══ Raw data

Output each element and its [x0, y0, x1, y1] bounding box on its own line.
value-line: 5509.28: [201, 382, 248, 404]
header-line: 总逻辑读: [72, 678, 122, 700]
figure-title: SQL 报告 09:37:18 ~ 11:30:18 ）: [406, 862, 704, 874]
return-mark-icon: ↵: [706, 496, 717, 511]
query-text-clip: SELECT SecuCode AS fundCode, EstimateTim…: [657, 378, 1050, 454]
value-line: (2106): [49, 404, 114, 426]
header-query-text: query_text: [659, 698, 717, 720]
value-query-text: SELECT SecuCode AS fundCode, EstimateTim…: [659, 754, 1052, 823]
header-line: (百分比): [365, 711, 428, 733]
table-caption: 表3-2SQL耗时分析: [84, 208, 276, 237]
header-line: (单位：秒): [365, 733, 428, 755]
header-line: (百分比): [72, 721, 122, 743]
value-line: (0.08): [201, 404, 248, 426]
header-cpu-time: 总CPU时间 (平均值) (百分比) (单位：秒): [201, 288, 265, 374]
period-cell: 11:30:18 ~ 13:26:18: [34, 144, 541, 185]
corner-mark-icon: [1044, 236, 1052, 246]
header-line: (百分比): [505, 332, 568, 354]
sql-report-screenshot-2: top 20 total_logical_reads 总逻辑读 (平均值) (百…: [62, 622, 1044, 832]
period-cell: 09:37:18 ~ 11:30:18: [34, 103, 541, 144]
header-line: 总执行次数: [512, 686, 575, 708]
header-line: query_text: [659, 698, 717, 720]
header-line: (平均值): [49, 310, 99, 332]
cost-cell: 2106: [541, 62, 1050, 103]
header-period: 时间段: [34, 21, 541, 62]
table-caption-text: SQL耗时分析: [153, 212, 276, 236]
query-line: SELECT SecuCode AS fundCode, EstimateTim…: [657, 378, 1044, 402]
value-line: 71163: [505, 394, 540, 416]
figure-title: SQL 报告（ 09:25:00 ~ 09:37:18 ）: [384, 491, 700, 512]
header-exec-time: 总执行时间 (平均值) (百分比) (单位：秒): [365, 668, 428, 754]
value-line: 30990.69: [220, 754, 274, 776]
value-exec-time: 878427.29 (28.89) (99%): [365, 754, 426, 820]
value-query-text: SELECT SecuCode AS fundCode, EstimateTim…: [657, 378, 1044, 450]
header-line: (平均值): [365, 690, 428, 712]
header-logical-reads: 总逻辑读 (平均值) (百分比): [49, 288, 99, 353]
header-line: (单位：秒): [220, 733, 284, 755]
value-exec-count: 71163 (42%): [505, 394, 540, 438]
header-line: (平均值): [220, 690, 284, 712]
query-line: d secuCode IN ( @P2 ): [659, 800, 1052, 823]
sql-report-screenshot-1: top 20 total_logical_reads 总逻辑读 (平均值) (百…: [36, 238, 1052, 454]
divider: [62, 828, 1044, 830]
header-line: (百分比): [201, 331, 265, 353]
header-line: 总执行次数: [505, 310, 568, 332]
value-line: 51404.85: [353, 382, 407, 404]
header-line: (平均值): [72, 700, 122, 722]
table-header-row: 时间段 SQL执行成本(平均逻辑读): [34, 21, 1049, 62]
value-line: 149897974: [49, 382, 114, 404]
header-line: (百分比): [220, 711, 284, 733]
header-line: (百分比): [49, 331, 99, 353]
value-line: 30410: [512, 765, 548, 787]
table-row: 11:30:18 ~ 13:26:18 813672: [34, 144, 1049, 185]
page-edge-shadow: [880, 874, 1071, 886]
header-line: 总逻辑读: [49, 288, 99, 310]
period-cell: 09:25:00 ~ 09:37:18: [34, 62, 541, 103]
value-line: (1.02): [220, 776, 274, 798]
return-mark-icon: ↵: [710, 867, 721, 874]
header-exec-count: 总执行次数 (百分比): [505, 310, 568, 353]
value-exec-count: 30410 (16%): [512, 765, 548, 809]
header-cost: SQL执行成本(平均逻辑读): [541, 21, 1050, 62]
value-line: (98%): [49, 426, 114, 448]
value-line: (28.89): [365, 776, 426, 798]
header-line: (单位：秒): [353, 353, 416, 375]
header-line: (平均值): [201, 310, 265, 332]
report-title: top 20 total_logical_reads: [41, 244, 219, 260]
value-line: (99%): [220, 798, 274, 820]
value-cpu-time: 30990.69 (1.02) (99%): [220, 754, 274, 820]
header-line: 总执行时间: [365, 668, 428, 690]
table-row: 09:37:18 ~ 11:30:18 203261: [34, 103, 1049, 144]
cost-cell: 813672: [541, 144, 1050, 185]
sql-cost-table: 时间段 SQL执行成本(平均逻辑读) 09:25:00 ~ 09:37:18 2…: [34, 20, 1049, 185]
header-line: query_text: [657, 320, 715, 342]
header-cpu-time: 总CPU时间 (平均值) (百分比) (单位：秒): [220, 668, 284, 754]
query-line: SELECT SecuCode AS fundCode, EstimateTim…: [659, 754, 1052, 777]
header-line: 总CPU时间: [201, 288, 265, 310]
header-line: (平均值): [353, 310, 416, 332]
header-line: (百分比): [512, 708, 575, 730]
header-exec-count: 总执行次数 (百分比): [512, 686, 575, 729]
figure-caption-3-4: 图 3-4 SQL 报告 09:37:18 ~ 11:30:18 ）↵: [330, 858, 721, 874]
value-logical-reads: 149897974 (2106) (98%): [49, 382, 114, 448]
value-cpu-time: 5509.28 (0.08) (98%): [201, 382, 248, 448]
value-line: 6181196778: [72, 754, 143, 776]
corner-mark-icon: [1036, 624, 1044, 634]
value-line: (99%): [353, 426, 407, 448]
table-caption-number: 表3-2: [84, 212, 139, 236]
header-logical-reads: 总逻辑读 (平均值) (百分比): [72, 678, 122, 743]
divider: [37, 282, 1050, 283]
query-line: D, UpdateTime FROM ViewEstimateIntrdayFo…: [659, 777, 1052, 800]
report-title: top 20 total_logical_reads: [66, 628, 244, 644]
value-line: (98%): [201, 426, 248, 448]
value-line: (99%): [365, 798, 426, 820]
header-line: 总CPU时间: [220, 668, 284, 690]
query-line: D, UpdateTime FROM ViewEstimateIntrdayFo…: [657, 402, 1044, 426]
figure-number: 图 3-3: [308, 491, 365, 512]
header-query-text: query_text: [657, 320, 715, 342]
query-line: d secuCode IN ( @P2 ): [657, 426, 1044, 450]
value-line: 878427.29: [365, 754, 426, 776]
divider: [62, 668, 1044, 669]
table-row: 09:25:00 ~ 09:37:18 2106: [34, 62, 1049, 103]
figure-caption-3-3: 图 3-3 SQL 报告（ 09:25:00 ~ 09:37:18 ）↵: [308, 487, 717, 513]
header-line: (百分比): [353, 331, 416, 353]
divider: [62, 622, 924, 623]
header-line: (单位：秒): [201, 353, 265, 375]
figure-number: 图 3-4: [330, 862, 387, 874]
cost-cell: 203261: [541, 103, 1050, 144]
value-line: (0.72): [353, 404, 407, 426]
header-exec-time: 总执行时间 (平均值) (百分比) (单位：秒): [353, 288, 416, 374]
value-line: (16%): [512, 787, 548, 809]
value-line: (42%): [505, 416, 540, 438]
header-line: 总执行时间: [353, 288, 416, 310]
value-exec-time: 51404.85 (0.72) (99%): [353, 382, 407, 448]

════

-- What you are asked to do --
Give only the number of lines in the entries above that contain the string "count". Case must match.

-- Result --
4